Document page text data
^^^^

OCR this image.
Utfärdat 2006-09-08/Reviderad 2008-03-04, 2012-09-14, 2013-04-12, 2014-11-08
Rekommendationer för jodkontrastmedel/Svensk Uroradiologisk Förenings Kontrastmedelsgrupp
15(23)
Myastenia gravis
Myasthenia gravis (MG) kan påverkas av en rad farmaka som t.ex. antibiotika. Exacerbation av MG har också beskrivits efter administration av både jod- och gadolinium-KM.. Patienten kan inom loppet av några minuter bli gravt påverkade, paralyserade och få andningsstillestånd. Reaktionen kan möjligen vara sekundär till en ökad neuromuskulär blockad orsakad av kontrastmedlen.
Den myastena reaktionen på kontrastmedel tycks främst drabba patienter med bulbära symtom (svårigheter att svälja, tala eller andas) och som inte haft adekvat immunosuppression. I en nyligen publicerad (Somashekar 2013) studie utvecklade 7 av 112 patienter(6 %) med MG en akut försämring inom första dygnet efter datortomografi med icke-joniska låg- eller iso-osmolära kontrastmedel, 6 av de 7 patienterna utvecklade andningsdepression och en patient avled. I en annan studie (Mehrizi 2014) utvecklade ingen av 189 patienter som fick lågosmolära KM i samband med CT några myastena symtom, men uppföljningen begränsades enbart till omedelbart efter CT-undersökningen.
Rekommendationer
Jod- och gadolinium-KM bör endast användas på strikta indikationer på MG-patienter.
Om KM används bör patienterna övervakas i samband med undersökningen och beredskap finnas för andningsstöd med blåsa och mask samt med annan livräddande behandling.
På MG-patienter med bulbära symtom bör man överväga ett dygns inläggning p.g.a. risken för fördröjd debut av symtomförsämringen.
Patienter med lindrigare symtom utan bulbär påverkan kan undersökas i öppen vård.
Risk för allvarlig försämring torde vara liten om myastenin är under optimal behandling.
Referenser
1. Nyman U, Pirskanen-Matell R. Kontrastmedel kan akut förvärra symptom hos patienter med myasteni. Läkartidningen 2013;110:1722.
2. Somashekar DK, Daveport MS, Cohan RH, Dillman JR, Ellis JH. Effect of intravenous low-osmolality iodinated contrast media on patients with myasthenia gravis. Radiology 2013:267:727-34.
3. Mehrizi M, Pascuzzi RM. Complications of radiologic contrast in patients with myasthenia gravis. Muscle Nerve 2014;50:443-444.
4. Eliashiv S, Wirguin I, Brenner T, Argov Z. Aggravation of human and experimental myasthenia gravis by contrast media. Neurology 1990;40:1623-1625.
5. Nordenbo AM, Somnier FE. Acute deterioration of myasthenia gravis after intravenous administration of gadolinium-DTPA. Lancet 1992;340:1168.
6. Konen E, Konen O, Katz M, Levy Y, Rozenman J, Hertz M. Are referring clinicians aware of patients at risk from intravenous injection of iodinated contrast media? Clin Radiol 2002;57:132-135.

^^^^

## [What is expected]
A bare number is expected: how many lines above contain the word "behandling"?

## [Solution]
2